**INSTRUCTIONS FOR THE TASK**
Extract all of the entries and give them again, word for word.

**SUPPLIED RECORDS**
━━━━━━━━━━━━━━━━━━━━━━━━━━━━━━

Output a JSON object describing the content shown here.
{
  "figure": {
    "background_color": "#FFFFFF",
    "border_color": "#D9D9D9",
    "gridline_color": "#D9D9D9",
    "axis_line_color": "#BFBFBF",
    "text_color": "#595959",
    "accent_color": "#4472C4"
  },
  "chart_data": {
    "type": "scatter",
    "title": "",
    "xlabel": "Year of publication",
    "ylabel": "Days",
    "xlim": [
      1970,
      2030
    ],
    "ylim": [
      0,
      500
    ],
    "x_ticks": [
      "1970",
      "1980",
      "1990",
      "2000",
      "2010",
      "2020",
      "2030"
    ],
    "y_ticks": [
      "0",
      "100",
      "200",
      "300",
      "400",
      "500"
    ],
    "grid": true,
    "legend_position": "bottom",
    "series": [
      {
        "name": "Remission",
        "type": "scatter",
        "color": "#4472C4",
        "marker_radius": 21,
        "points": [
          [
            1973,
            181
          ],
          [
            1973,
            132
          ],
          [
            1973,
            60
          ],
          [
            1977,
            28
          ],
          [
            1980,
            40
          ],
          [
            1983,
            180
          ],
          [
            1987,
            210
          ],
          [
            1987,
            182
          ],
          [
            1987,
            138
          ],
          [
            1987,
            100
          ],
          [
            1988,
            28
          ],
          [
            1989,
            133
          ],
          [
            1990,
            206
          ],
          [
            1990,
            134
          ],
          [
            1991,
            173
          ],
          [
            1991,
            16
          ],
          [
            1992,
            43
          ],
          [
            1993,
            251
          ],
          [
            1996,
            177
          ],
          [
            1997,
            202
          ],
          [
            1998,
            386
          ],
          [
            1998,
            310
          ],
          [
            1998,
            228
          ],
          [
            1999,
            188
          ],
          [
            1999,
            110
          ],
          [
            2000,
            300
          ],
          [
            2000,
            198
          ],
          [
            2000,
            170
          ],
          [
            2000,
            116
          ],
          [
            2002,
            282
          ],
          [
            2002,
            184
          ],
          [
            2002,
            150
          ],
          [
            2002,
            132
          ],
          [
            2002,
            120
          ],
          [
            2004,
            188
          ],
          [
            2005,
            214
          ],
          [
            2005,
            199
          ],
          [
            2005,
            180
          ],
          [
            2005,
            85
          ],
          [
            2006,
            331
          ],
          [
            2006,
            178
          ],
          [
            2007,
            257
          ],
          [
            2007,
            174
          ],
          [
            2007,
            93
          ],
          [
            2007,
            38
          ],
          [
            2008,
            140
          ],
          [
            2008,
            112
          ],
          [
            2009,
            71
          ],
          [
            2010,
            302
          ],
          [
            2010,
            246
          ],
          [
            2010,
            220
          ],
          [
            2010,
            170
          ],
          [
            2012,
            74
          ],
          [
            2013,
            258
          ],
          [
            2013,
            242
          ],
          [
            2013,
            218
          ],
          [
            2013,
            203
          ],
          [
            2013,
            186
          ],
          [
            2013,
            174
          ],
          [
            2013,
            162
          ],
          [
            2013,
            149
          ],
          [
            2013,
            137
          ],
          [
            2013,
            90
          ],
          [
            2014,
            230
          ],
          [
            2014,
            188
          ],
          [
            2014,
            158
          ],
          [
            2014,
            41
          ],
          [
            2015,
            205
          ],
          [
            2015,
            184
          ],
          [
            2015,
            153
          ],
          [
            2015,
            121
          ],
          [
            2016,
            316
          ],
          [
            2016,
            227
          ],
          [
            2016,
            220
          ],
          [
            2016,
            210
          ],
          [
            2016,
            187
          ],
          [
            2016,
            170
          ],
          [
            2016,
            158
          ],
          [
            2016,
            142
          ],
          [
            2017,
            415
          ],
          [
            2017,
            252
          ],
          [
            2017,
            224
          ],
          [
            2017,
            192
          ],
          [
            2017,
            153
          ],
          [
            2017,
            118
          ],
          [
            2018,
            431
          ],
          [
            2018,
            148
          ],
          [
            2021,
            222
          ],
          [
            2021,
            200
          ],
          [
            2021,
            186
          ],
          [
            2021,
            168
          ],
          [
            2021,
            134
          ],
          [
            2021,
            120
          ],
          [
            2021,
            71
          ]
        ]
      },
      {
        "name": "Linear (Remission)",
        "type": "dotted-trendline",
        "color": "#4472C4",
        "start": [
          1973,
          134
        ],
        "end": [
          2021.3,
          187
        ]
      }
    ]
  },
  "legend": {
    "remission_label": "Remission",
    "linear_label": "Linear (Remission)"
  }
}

━━━━━━━━━━━━━━━━━━━━━━━━━━━━━━

**RESULT OF THIS TASK**
Output a JSON object describing the content shown here.
{
  "figure": {
    "background_color": "#FFFFFF",
    "border_color": "#D9D9D9",
    "gridline_color": "#D9D9D9",
    "axis_line_color": "#BFBFBF",
    "text_color": "#595959",
    "accent_color": "#4472C4"
  },
  "chart_data": {
    "type": "scatter",
    "title": "",
    "xlabel": "Year of publication",
    "ylabel": "Days",
    "xlim": [
      1970,
      2030
    ],
    "ylim": [
      0,
      500
    ],
    "x_ticks": [
      "1970",
      "1980",
      "1990",
      "2000",
      "2010",
      "2020",
      "2030"
    ],
    "y_ticks": [
      "0",
      "100",
      "200",
      "300",
      "400",
      "500"
    ],
    "grid": true,
    "legend_position": "bottom",
    "series": [
      {
        "name": "Remission",
        "type": "scatter",
        "color": "#4472C4",
        "marker_radius": 21,
        "points": [
          [
            1973,
            181
          ],
          [
            1973,
            132
          ],
          [
            1973,
            60
          ],
          [
            1977,
            28
          ],
          [
            1980,
            40
          ],
          [
            1983,
            180
          ],
          [
            1987,
            210
          ],
          [
            1987,
            182
          ],
          [
            1987,
            138
          ],
          [
            1987,
            100
          ],
          [
            1988,
            28
          ],
          [
            1989,
            133
          ],
          [
            1990,
            206
          ],
          [
            1990,
            134
          ],
          [
            1991,
            173
          ],
          [
            1991,
            16
          ],
          [
            1992,
            43
          ],
          [
            1993,
            251
          ],
          [
            1996,
            177
          ],
          [
            1997,
            202
          ],
          [
            1998,
            386
          ],
          [
            1998,
            310
          ],
          [
            1998,
            228
          ],
          [
            1999,
            188
          ],
          [
            1999,
            110
          ],
          [
            2000,
            300
          ],
          [
            2000,
            198
          ],
          [
            2000,
            170
          ],
          [
            2000,
            116
          ],
          [
            2002,
            282
          ],
          [
            2002,
            184
          ],
          [
            2002,
            150
          ],
          [
            2002,
            132
          ],
          [
            2002,
            120
          ],
          [
            2004,
            188
          ],
          [
            2005,
            214
          ],
          [
            2005,
            199
          ],
          [
            2005,
            180
          ],
          [
            2005,
            85
          ],
          [
            2006,
            331
          ],
          [
            2006,
            178
          ],
          [
            2007,
            257
          ],
          [
            2007,
            174
          ],
          [
            2007,
            93
          ],
          [
            2007,
            38
          ],
          [
            2008,
            140
          ],
          [
            2008,
            112
          ],
          [
            2009,
            71
          ],
          [
            2010,
            302
          ],
          [
            2010,
            246
          ],
          [
            2010,
            220
          ],
          [
            2010,
            170
          ],
          [
            2012,
            74
          ],
          [
            2013,
            258
          ],
          [
            2013,
            242
          ],
          [
            2013,
            218
          ],
          [
            2013,
            203
          ],
          [
            2013,
            186
          ],
          [
            2013,
            174
          ],
          [
            2013,
            162
          ],
          [
            2013,
            149
          ],
          [
            2013,
            137
          ],
          [
            2013,
            90
          ],
          [
            2014,
            230
          ],
          [
            2014,
            188
          ],
          [
            2014,
            158
          ],
          [
            2014,
            41
          ],
          [
            2015,
            205
          ],
          [
            2015,
            184
          ],
          [
            2015,
            153
          ],
          [
            2015,
            121
          ],
          [
            2016,
            316
          ],
          [
            2016,
            227
          ],
          [
            2016,
            220
          ],
          [
            2016,
            210
          ],
          [
            2016,
            187
          ],
          [
            2016,
            170
          ],
          [
            2016,
            158
          ],
          [
            2016,
            142
          ],
          [
            2017,
            415
          ],
          [
            2017,
            252
          ],
          [
            2017,
            224
          ],
          [
            2017,
            192
          ],
          [
            2017,
            153
          ],
          [
            2017,
            118
          ],
          [
            2018,
            431
          ],
          [
            2018,
            148
          ],
          [
            2021,
            222
          ],
          [
            2021,
            200
          ],
          [
            2021,
            186
          ],
          [
            2021,
            168
          ],
          [
            2021,
            134
          ],
          [
            2021,
            120
          ],
          [
            2021,
            71
          ]
        ]
      },
      {
        "name": "Linear (Remission)",
        "type": "dotted-trendline",
        "color": "#4472C4",
        "start": [
          1973,
          134
        ],
        "end": [
          2021.3,
          187
        ]
      }
    ]
  },
  "legend": {
    "remission_label": "Remission",
    "linear_label": "Linear (Remission)"
  }
}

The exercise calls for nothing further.